## What this task involves
Could you extract every entry below and reproduce it exactly?

## Source records
********

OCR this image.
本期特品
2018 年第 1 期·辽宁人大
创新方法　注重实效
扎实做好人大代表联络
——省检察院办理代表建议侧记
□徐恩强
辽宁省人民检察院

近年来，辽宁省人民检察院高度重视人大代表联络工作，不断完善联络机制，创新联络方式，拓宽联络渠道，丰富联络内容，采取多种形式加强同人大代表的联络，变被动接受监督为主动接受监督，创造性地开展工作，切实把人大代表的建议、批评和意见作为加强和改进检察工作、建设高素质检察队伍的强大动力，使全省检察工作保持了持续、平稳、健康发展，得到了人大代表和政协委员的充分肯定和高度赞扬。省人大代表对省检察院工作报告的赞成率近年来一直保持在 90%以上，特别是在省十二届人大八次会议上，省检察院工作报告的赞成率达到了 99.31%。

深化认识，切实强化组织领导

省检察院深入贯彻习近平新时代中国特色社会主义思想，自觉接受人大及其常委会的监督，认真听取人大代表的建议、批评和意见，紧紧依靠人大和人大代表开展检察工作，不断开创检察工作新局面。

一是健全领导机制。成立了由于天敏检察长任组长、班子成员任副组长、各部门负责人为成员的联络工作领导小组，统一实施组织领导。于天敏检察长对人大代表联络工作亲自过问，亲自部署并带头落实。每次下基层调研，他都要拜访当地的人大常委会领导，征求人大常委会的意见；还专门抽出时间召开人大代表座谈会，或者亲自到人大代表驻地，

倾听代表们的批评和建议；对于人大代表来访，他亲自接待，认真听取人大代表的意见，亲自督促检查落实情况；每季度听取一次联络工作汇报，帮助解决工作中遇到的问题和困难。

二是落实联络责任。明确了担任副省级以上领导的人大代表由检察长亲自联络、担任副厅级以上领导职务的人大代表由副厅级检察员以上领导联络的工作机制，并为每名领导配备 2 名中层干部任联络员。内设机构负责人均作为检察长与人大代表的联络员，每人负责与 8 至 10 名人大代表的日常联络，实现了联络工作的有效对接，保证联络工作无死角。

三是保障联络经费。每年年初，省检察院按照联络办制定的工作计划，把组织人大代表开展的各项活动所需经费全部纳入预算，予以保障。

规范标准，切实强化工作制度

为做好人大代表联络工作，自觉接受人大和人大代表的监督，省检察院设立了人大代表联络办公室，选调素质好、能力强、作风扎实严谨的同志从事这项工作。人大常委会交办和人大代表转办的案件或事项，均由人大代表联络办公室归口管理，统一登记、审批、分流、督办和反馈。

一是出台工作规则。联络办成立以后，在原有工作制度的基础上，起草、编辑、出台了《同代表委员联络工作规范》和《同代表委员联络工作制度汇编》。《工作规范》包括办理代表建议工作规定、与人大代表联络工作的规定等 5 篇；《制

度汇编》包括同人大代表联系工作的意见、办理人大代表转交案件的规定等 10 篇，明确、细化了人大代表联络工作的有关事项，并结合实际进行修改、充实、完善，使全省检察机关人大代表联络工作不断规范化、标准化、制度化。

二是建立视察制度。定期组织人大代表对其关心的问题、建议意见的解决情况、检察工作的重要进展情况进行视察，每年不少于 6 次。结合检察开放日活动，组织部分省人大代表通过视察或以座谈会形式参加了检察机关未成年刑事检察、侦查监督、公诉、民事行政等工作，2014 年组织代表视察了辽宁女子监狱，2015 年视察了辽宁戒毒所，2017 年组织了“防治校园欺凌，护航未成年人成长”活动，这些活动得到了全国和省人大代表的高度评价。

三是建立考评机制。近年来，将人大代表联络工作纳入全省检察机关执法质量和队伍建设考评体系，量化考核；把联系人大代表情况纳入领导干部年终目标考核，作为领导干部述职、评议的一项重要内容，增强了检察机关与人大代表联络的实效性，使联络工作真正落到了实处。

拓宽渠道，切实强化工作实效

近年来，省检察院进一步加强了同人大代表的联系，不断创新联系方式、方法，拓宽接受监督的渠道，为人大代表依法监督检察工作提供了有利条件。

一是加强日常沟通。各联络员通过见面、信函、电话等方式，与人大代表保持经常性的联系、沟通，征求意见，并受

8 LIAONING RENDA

********

## Response for this exercise
OCR this image.
本期特品
2018 年第 1 期·辽宁人大
创新方法　注重实效
扎实做好人大代表联络
——省检察院办理代表建议侧记
□徐恩强
辽宁省人民检察院

近年来，辽宁省人民检察院高度重视人大代表联络工作，不断完善联络机制，创新联络方式，拓宽联络渠道，丰富联络内容，采取多种形式加强同人大代表的联络，变被动接受监督为主动接受监督，创造性地开展工作，切实把人大代表的建议、批评和意见作为加强和改进检察工作、建设高素质检察队伍的强大动力，使全省检察工作保持了持续、平稳、健康发展，得到了人大代表和政协委员的充分肯定和高度赞扬。省人大代表对省检察院工作报告的赞成率近年来一直保持在 90%以上，特别是在省十二届人大八次会议上，省检察院工作报告的赞成率达到了 99.31%。

深化认识，切实强化组织领导

省检察院深入贯彻习近平新时代中国特色社会主义思想，自觉接受人大及其常委会的监督，认真听取人大代表的建议、批评和意见，紧紧依靠人大和人大代表开展检察工作，不断开创检察工作新局面。

一是健全领导机制。成立了由于天敏检察长任组长、班子成员任副组长、各部门负责人为成员的联络工作领导小组，统一实施组织领导。于天敏检察长对人大代表联络工作亲自过问，亲自部署并带头落实。每次下基层调研，他都要拜访当地的人大常委会领导，征求人大常委会的意见；还专门抽出时间召开人大代表座谈会，或者亲自到人大代表驻地，

倾听代表们的批评和建议；对于人大代表来访，他亲自接待，认真听取人大代表的意见，亲自督促检查落实情况；每季度听取一次联络工作汇报，帮助解决工作中遇到的问题和困难。

二是落实联络责任。明确了担任副省级以上领导的人大代表由检察长亲自联络、担任副厅级以上领导职务的人大代表由副厅级检察员以上领导联络的工作机制，并为每名领导配备 2 名中层干部任联络员。内设机构负责人均作为检察长与人大代表的联络员，每人负责与 8 至 10 名人大代表的日常联络，实现了联络工作的有效对接，保证联络工作无死角。

三是保障联络经费。每年年初，省检察院按照联络办制定的工作计划，把组织人大代表开展的各项活动所需经费全部纳入预算，予以保障。

规范标准，切实强化工作制度

为做好人大代表联络工作，自觉接受人大和人大代表的监督，省检察院设立了人大代表联络办公室，选调素质好、能力强、作风扎实严谨的同志从事这项工作。人大常委会交办和人大代表转办的案件或事项，均由人大代表联络办公室归口管理，统一登记、审批、分流、督办和反馈。

一是出台工作规则。联络办成立以后，在原有工作制度的基础上，起草、编辑、出台了《同代表委员联络工作规范》和《同代表委员联络工作制度汇编》。《工作规范》包括办理代表建议工作规定、与人大代表联络工作的规定等 5 篇；《制

度汇编》包括同人大代表联系工作的意见、办理人大代表转交案件的规定等 10 篇，明确、细化了人大代表联络工作的有关事项，并结合实际进行修改、充实、完善，使全省检察机关人大代表联络工作不断规范化、标准化、制度化。

二是建立视察制度。定期组织人大代表对其关心的问题、建议意见的解决情况、检察工作的重要进展情况进行视察，每年不少于 6 次。结合检察开放日活动，组织部分省人大代表通过视察或以座谈会形式参加了检察机关未成年刑事检察、侦查监督、公诉、民事行政等工作，2014 年组织代表视察了辽宁女子监狱，2015 年视察了辽宁戒毒所，2017 年组织了“防治校园欺凌，护航未成年人成长”活动，这些活动得到了全国和省人大代表的高度评价。

三是建立考评机制。近年来，将人大代表联络工作纳入全省检察机关执法质量和队伍建设考评体系，量化考核；把联系人大代表情况纳入领导干部年终目标考核，作为领导干部述职、评议的一项重要内容，增强了检察机关与人大代表联络的实效性，使联络工作真正落到了实处。

拓宽渠道，切实强化工作实效

近年来，省检察院进一步加强了同人大代表的联系，不断创新联系方式、方法，拓宽接受监督的渠道，为人大代表依法监督检察工作提供了有利条件。

一是加强日常沟通。各联络员通过见面、信函、电话等方式，与人大代表保持经常性的联系、沟通，征求意见，并受

8 LIAONING RENDA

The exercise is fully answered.